*DO THIS*
All of the data should be output character for character, except the pictures.

*Recorded data*
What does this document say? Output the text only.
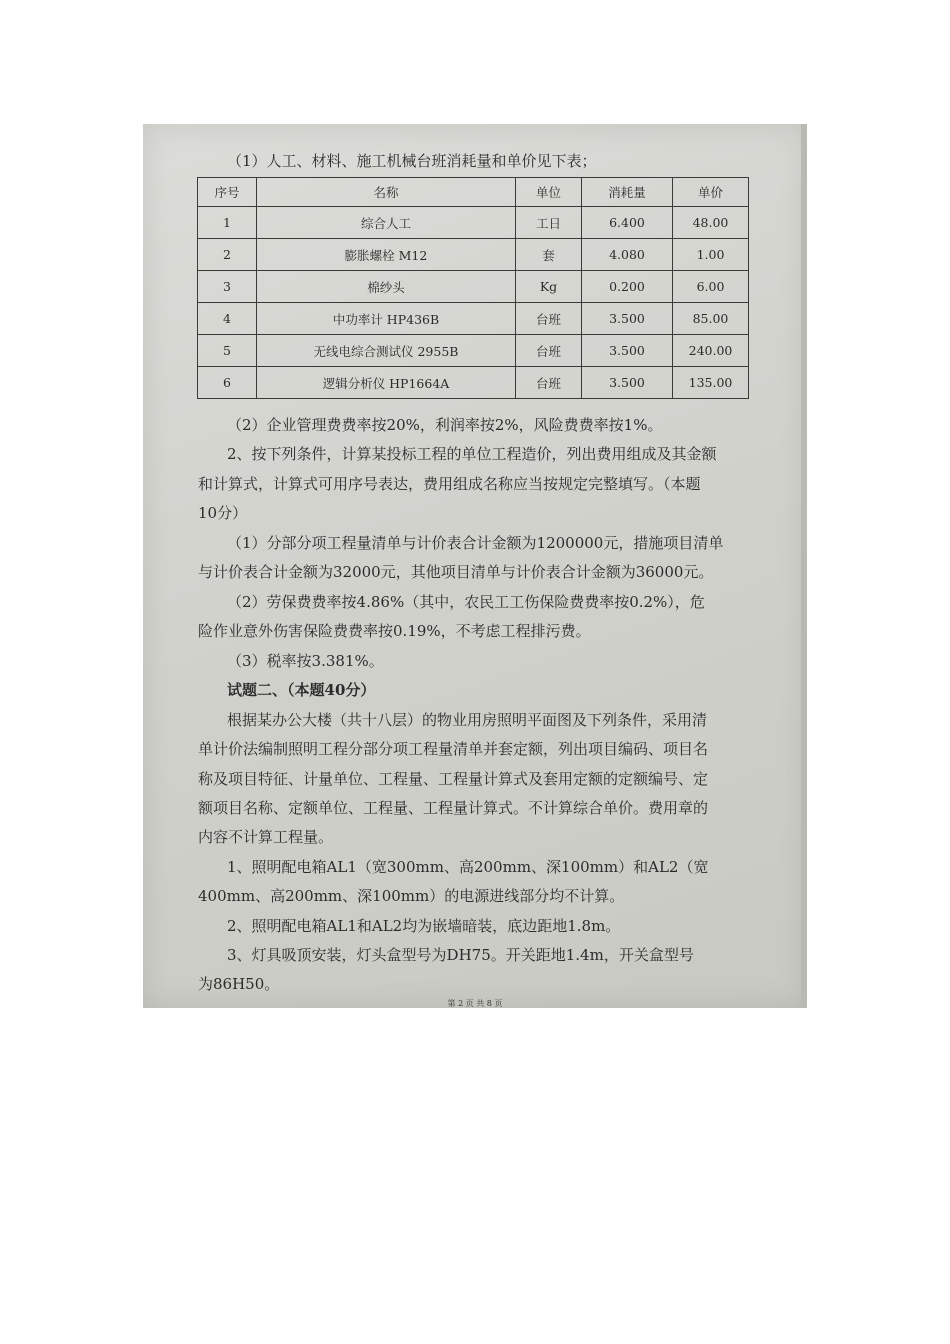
（1）人工、材料、施工机械台班消耗量和单价见下表；
序号	名称	单位	消耗量	单价
1	综合人工	工日	6.400	48.00
2	膨胀螺栓 M12	套	4.080	1.00
3	棉纱头	Kg	0.200	6.00
4	中功率计 HP436B	台班	3.500	85.00
5	无线电综合测试仪 2955B	台班	3.500	240.00
6	逻辑分析仪 HP1664A	台班	3.500	135.00
（2）企业管理费费率按20%，利润率按2%，风险费费率按1%。
2、按下列条件，计算某投标工程的单位工程造价，列出费用组成及其金额
和计算式，计算式可用序号表达，费用组成名称应当按规定完整填写。（本题
10分）
（1）分部分项工程量清单与计价表合计金额为1200000元，措施项目清单
与计价表合计金额为32000元，其他项目清单与计价表合计金额为36000元。
（2）劳保费费率按4.86%（其中，农民工工伤保险费费率按0.2%），危
险作业意外伤害保险费费率按0.19%，不考虑工程排污费。
（3）税率按3.381%。
试题二、（本题40分）
根据某办公大楼（共十八层）的物业用房照明平面图及下列条件，采用清
单计价法编制照明工程分部分项工程量清单并套定额，列出项目编码、项目名
称及项目特征、计量单位、工程量、工程量计算式及套用定额的定额编号、定
额项目名称、定额单位、工程量、工程量计算式。不计算综合单价。费用章的
内容不计算工程量。
1、照明配电箱AL1（宽300mm、高200mm、深100mm）和AL2（宽
400mm、高200mm、深100mm）的电源进线部分均不计算。
2、照明配电箱AL1和AL2均为嵌墙暗装，底边距地1.8m。
3、灯具吸顶安装，灯头盒型号为DH75。开关距地1.4m，开关盒型号
为86H50。
第 2 页 共 8 页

*REPLY TO THE EXERCISE*
What does this document say? Output the text only.
（1）人工、材料、施工机械台班消耗量和单价见下表；
序号	名称	单位	消耗量	单价
1	综合人工	工日	6.400	48.00
2	膨胀螺栓 M12	套	4.080	1.00
3	棉纱头	Kg	0.200	6.00
4	中功率计 HP436B	台班	3.500	85.00
5	无线电综合测试仪 2955B	台班	3.500	240.00
6	逻辑分析仪 HP1664A	台班	3.500	135.00
（2）企业管理费费率按20%，利润率按2%，风险费费率按1%。
2、按下列条件，计算某投标工程的单位工程造价，列出费用组成及其金额
和计算式，计算式可用序号表达，费用组成名称应当按规定完整填写。（本题
10分）
（1）分部分项工程量清单与计价表合计金额为1200000元，措施项目清单
与计价表合计金额为32000元，其他项目清单与计价表合计金额为36000元。
（2）劳保费费率按4.86%（其中，农民工工伤保险费费率按0.2%），危
险作业意外伤害保险费费率按0.19%，不考虑工程排污费。
（3）税率按3.381%。
试题二、（本题40分）
根据某办公大楼（共十八层）的物业用房照明平面图及下列条件，采用清
单计价法编制照明工程分部分项工程量清单并套定额，列出项目编码、项目名
称及项目特征、计量单位、工程量、工程量计算式及套用定额的定额编号、定
额项目名称、定额单位、工程量、工程量计算式。不计算综合单价。费用章的
内容不计算工程量。
1、照明配电箱AL1（宽300mm、高200mm、深100mm）和AL2（宽
400mm、高200mm、深100mm）的电源进线部分均不计算。
2、照明配电箱AL1和AL2均为嵌墙暗装，底边距地1.8m。
3、灯具吸顶安装，灯头盒型号为DH75。开关距地1.4m，开关盒型号
为86H50。
第 2 页 共 8 页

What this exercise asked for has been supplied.